* **Exercise description**: Repeat the records below exactly, leaving out every picture.
━━ Supplied information ━━
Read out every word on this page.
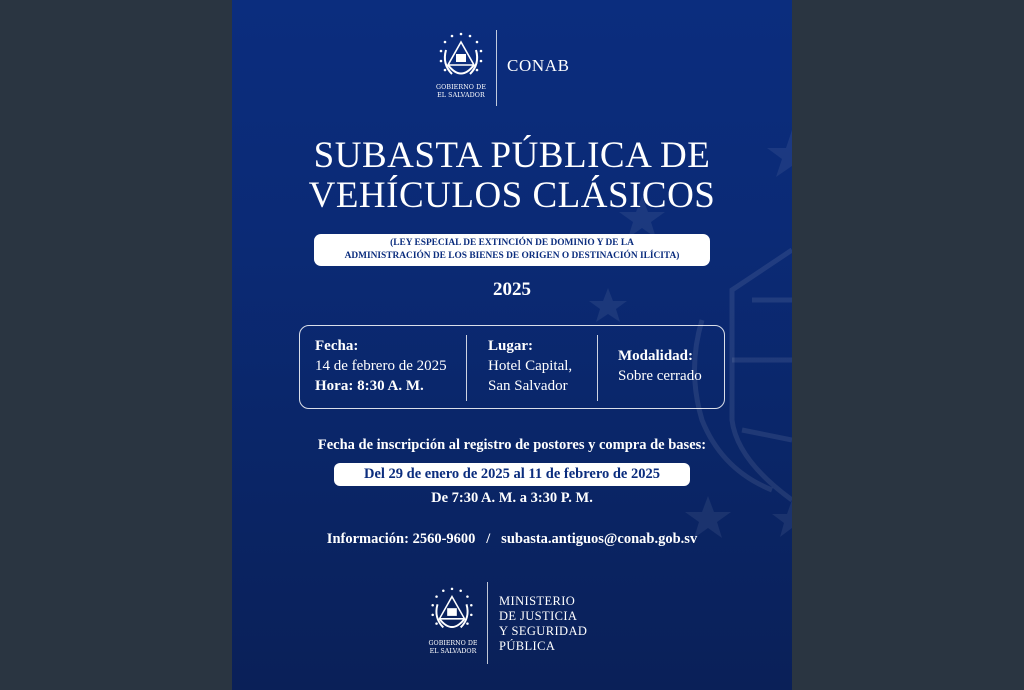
GOBIERNO DE
EL SALVADOR
CONAB
SUBASTA PÚBLICA DE
VEHÍCULOS CLÁSICOS
(LEY ESPECIAL DE EXTINCIÓN DE DOMINIO Y DE LA
ADMINISTRACIÓN DE LOS BIENES DE ORIGEN O DESTINACIÓN ILÍCITA)
2025
Fecha:
14 de febrero de 2025
Hora: 8:30 A. M.
Lugar:
Hotel Capital,
San Salvador
Modalidad:
Sobre cerrado
Fecha de inscripción al registro de postores y compra de bases:
Del 29 de enero de 2025 al 11 de febrero de 2025
De 7:30 A. M. a 3:30 P. M.
Información: 2560-9600   /   subasta.antiguos@conab.gob.sv
GOBIERNO DE
EL SALVADOR
MINISTERIO
DE JUSTICIA
Y SEGURIDAD
PÚBLICA
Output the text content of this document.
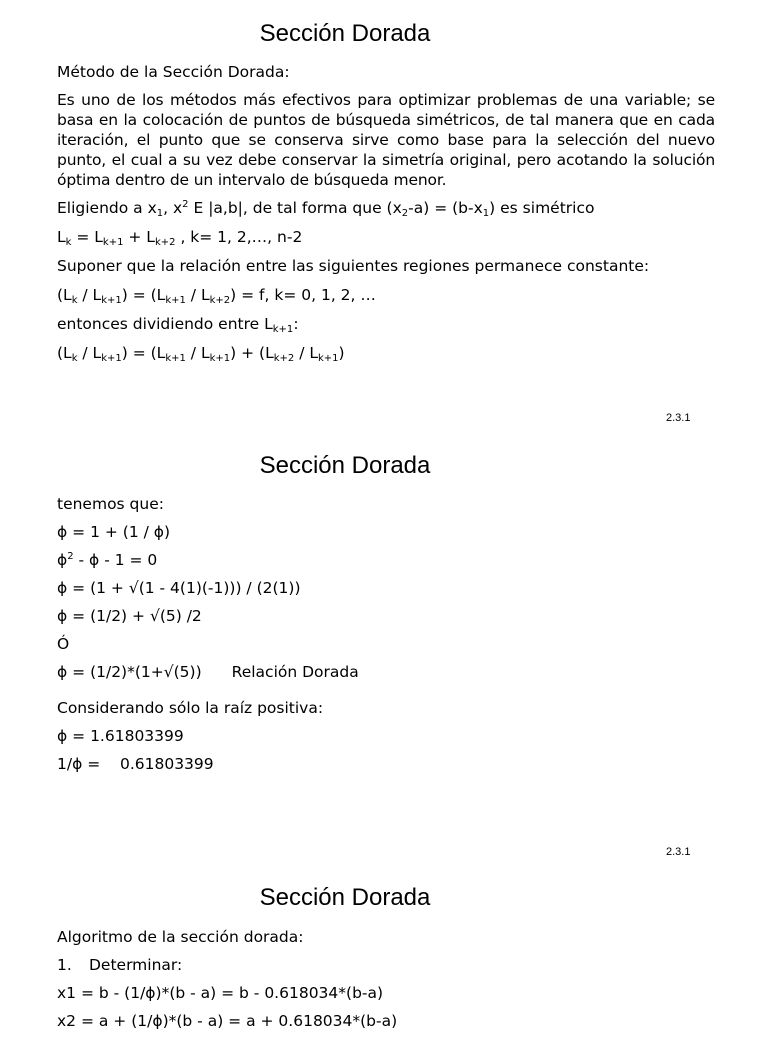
Sección Dorada
Método de la Sección Dorada:
Es uno de los métodos más efectivos para optimizar problemas de una variable; se basa en la colocación de puntos de búsqueda simétricos, de tal manera que en cada iteración, el punto que se conserva sirve como base para la selección del nuevo punto, el cual a su vez debe conservar la simetría original, pero acotando la solución óptima dentro de un intervalo de búsqueda menor.
Eligiendo a $x_1$, $x^2$ E |a,b|, de tal forma que $(x_2-a) = (b-x_1)$ es simétrico
$L_k = L_{k+1} + L_{k+2}$ , k= 1, 2,…, n-2
Suponer que la relación entre las siguientes regiones permanece constante:
$(L_k / L_{k+1}) = (L_{k+1} / L_{k+2}) = f$, k= 0, 1, 2, …
entonces dividiendo entre $L_{k+1}$:
$(L_k / L_{k+1}) = (L_{k+1} / L_{k+1}) + (L_{k+2} / L_{k+1})$
2.3.1
Sección Dorada
tenemos que:
ϕ = 1 + (1 / ϕ)
$\phi^2 - \phi - 1 = 0$
ϕ = (1 + √(1 - 4(1)(-1))) / (2(1))
ϕ = (1/2) + √(5) /2
Ó
ϕ = (1/2)*(1+√(5)) Relación Dorada
Considerando sólo la raíz positiva:
ϕ = 1.61803399
1/ϕ = 0.61803399
2.3.1
Sección Dorada
Algoritmo de la sección dorada:
1. Determinar:
x1 = b - (1/ϕ)*(b - a) = b - 0.618034*(b-a)
x2 = a + (1/ϕ)*(b - a) = a + 0.618034*(b-a)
━━━
* **Output below**:
Read out every word on this page.
GOBIERNO DE
EL SALVADOR
CONAB
SUBASTA PÚBLICA DE
VEHÍCULOS CLÁSICOS
(LEY ESPECIAL DE EXTINCIÓN DE DOMINIO Y DE LA
ADMINISTRACIÓN DE LOS BIENES DE ORIGEN O DESTINACIÓN ILÍCITA)
2025
Fecha:
14 de febrero de 2025
Hora: 8:30 A. M.
Lugar:
Hotel Capital,
San Salvador
Modalidad:
Sobre cerrado
Fecha de inscripción al registro de postores y compra de bases:
Del 29 de enero de 2025 al 11 de febrero de 2025
De 7:30 A. M. a 3:30 P. M.
Información: 2560-9600   /   subasta.antiguos@conab.gob.sv
GOBIERNO DE
EL SALVADOR
MINISTERIO
DE JUSTICIA
Y SEGURIDAD
PÚBLICA
Output the text content of this document.
Sección Dorada
Método de la Sección Dorada:
Es uno de los métodos más efectivos para optimizar problemas de una variable; se basa en la colocación de puntos de búsqueda simétricos, de tal manera que en cada iteración, el punto que se conserva sirve como base para la selección del nuevo punto, el cual a su vez debe conservar la simetría original, pero acotando la solución óptima dentro de un intervalo de búsqueda menor.
Eligiendo a $x_1$, $x^2$ E |a,b|, de tal forma que $(x_2-a) = (b-x_1)$ es simétrico
$L_k = L_{k+1} + L_{k+2}$ , k= 1, 2,…, n-2
Suponer que la relación entre las siguientes regiones permanece constante:
$(L_k / L_{k+1}) = (L_{k+1} / L_{k+2}) = f$, k= 0, 1, 2, …
entonces dividiendo entre $L_{k+1}$:
$(L_k / L_{k+1}) = (L_{k+1} / L_{k+1}) + (L_{k+2} / L_{k+1})$
2.3.1
Sección Dorada
tenemos que:
ϕ = 1 + (1 / ϕ)
$\phi^2 - \phi - 1 = 0$
ϕ = (1 + √(1 - 4(1)(-1))) / (2(1))
ϕ = (1/2) + √(5) /2
Ó
ϕ = (1/2)*(1+√(5)) Relación Dorada
Considerando sólo la raíz positiva:
ϕ = 1.61803399
1/ϕ = 0.61803399
2.3.1
Sección Dorada
Algoritmo de la sección dorada:
1. Determinar:
x1 = b - (1/ϕ)*(b - a) = b - 0.618034*(b-a)
x2 = a + (1/ϕ)*(b - a) = a + 0.618034*(b-a)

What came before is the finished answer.